▸ **Task to complete**
Locate every line in the items below that contains the string "label", and copy each of those lines in full.

[Bounding box entries]
------

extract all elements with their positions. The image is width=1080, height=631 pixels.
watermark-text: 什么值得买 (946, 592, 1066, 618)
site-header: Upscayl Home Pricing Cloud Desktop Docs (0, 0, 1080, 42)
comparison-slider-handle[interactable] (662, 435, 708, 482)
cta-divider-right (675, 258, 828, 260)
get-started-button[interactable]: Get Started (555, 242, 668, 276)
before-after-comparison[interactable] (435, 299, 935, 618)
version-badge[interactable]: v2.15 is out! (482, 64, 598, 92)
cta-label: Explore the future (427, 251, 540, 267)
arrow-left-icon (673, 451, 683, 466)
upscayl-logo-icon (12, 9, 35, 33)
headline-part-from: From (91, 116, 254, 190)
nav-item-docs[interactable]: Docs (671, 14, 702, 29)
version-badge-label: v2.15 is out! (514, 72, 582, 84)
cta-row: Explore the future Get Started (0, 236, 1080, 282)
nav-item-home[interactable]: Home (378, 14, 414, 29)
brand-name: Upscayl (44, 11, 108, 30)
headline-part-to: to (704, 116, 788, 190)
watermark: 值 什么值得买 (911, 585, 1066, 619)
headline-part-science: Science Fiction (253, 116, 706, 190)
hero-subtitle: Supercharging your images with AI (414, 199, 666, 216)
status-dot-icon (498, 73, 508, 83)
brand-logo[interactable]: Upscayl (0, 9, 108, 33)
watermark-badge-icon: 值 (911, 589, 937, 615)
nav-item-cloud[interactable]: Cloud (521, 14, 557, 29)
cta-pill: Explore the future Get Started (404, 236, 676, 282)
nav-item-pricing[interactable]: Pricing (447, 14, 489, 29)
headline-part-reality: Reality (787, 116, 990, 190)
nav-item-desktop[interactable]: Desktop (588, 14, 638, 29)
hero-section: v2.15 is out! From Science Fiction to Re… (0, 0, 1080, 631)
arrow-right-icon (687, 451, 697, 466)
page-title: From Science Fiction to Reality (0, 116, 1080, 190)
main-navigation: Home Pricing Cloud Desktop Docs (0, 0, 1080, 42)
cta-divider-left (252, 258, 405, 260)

------

▸ **Answer to this problem**
cta-label: Explore the future (427, 251, 540, 267)
version-badge-label: v2.15 is out! (514, 72, 582, 84)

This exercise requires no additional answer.